Stored items:

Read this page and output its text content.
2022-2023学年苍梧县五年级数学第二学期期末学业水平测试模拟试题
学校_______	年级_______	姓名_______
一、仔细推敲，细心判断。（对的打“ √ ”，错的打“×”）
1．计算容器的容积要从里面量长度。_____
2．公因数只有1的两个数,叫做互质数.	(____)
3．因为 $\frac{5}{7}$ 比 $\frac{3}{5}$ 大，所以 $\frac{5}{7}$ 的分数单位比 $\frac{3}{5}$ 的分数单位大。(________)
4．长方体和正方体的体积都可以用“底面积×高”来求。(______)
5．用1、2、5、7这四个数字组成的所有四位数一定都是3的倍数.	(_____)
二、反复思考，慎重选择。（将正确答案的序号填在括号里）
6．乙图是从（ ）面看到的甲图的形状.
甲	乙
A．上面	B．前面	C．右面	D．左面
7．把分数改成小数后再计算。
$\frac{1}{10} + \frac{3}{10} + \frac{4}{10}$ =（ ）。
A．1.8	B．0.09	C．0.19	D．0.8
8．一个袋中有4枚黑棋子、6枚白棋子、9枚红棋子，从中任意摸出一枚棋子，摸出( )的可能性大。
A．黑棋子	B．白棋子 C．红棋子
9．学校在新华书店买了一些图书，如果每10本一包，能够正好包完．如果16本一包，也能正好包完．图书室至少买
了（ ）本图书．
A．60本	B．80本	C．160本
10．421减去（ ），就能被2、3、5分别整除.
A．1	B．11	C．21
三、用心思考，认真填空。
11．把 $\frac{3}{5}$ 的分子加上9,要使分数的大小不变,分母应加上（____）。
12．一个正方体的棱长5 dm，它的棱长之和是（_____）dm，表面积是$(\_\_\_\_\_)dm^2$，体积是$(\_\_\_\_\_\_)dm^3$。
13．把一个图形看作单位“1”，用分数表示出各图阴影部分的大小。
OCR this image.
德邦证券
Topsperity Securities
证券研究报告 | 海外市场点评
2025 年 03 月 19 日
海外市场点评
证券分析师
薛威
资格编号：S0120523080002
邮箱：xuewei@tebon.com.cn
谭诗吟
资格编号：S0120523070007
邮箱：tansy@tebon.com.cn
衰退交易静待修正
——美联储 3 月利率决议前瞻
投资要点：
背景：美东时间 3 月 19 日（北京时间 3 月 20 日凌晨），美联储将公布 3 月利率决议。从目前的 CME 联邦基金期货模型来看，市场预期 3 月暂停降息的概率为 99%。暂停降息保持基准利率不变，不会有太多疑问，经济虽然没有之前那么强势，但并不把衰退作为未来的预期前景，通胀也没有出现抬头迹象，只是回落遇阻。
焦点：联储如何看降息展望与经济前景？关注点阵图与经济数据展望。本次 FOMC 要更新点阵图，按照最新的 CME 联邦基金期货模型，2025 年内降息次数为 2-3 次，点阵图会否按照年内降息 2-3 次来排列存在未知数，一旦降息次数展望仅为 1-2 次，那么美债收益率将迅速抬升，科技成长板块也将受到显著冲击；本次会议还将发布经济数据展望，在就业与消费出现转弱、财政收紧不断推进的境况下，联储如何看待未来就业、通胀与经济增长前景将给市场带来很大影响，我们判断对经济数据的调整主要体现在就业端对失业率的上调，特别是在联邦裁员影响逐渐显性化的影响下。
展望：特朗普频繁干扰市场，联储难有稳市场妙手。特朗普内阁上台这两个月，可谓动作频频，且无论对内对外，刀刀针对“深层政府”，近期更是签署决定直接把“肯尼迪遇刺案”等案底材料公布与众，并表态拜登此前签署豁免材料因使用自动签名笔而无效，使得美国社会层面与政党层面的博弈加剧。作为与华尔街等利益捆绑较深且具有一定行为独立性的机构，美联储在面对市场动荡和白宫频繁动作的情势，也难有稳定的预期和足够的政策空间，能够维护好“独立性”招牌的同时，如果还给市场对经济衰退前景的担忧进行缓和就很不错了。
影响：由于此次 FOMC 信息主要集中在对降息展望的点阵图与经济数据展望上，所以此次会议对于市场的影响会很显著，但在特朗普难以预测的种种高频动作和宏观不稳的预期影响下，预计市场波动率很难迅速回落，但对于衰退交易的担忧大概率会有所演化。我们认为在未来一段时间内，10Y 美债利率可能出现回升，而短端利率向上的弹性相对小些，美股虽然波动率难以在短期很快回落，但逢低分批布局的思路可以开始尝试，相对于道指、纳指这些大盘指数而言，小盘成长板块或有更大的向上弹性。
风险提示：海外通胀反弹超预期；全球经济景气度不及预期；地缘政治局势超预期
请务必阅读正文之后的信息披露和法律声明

-- Instructions for the task --
Repeat every entry word for word.

-- Task response --
Read this page and output its text content.
2022-2023学年苍梧县五年级数学第二学期期末学业水平测试模拟试题
学校_______	年级_______	姓名_______
一、仔细推敲，细心判断。（对的打“ √ ”，错的打“×”）
1．计算容器的容积要从里面量长度。_____
2．公因数只有1的两个数,叫做互质数.	(____)
3．因为 $\frac{5}{7}$ 比 $\frac{3}{5}$ 大，所以 $\frac{5}{7}$ 的分数单位比 $\frac{3}{5}$ 的分数单位大。(________)
4．长方体和正方体的体积都可以用“底面积×高”来求。(______)
5．用1、2、5、7这四个数字组成的所有四位数一定都是3的倍数.	(_____)
二、反复思考，慎重选择。（将正确答案的序号填在括号里）
6．乙图是从（ ）面看到的甲图的形状.
甲	乙
A．上面	B．前面	C．右面	D．左面
7．把分数改成小数后再计算。
$\frac{1}{10} + \frac{3}{10} + \frac{4}{10}$ =（ ）。
A．1.8	B．0.09	C．0.19	D．0.8
8．一个袋中有4枚黑棋子、6枚白棋子、9枚红棋子，从中任意摸出一枚棋子，摸出( )的可能性大。
A．黑棋子	B．白棋子 C．红棋子
9．学校在新华书店买了一些图书，如果每10本一包，能够正好包完．如果16本一包，也能正好包完．图书室至少买
了（ ）本图书．
A．60本	B．80本	C．160本
10．421减去（ ），就能被2、3、5分别整除.
A．1	B．11	C．21
三、用心思考，认真填空。
11．把 $\frac{3}{5}$ 的分子加上9,要使分数的大小不变,分母应加上（____）。
12．一个正方体的棱长5 dm，它的棱长之和是（_____）dm，表面积是$(\_\_\_\_\_)dm^2$，体积是$(\_\_\_\_\_\_)dm^3$。
13．把一个图形看作单位“1”，用分数表示出各图阴影部分的大小。
OCR this image.
德邦证券
Topsperity Securities
证券研究报告 | 海外市场点评
2025 年 03 月 19 日
海外市场点评
证券分析师
薛威
资格编号：S0120523080002
邮箱：xuewei@tebon.com.cn
谭诗吟
资格编号：S0120523070007
邮箱：tansy@tebon.com.cn
衰退交易静待修正
——美联储 3 月利率决议前瞻
投资要点：
背景：美东时间 3 月 19 日（北京时间 3 月 20 日凌晨），美联储将公布 3 月利率决议。从目前的 CME 联邦基金期货模型来看，市场预期 3 月暂停降息的概率为 99%。暂停降息保持基准利率不变，不会有太多疑问，经济虽然没有之前那么强势，但并不把衰退作为未来的预期前景，通胀也没有出现抬头迹象，只是回落遇阻。
焦点：联储如何看降息展望与经济前景？关注点阵图与经济数据展望。本次 FOMC 要更新点阵图，按照最新的 CME 联邦基金期货模型，2025 年内降息次数为 2-3 次，点阵图会否按照年内降息 2-3 次来排列存在未知数，一旦降息次数展望仅为 1-2 次，那么美债收益率将迅速抬升，科技成长板块也将受到显著冲击；本次会议还将发布经济数据展望，在就业与消费出现转弱、财政收紧不断推进的境况下，联储如何看待未来就业、通胀与经济增长前景将给市场带来很大影响，我们判断对经济数据的调整主要体现在就业端对失业率的上调，特别是在联邦裁员影响逐渐显性化的影响下。
展望：特朗普频繁干扰市场，联储难有稳市场妙手。特朗普内阁上台这两个月，可谓动作频频，且无论对内对外，刀刀针对“深层政府”，近期更是签署决定直接把“肯尼迪遇刺案”等案底材料公布与众，并表态拜登此前签署豁免材料因使用自动签名笔而无效，使得美国社会层面与政党层面的博弈加剧。作为与华尔街等利益捆绑较深且具有一定行为独立性的机构，美联储在面对市场动荡和白宫频繁动作的情势，也难有稳定的预期和足够的政策空间，能够维护好“独立性”招牌的同时，如果还给市场对经济衰退前景的担忧进行缓和就很不错了。
影响：由于此次 FOMC 信息主要集中在对降息展望的点阵图与经济数据展望上，所以此次会议对于市场的影响会很显著，但在特朗普难以预测的种种高频动作和宏观不稳的预期影响下，预计市场波动率很难迅速回落，但对于衰退交易的担忧大概率会有所演化。我们认为在未来一段时间内，10Y 美债利率可能出现回升，而短端利率向上的弹性相对小些，美股虽然波动率难以在短期很快回落，但逢低分批布局的思路可以开始尝试，相对于道指、纳指这些大盘指数而言，小盘成长板块或有更大的向上弹性。
风险提示：海外通胀反弹超预期；全球经济景气度不及预期；地缘政治局势超预期
请务必阅读正文之后的信息披露和法律声明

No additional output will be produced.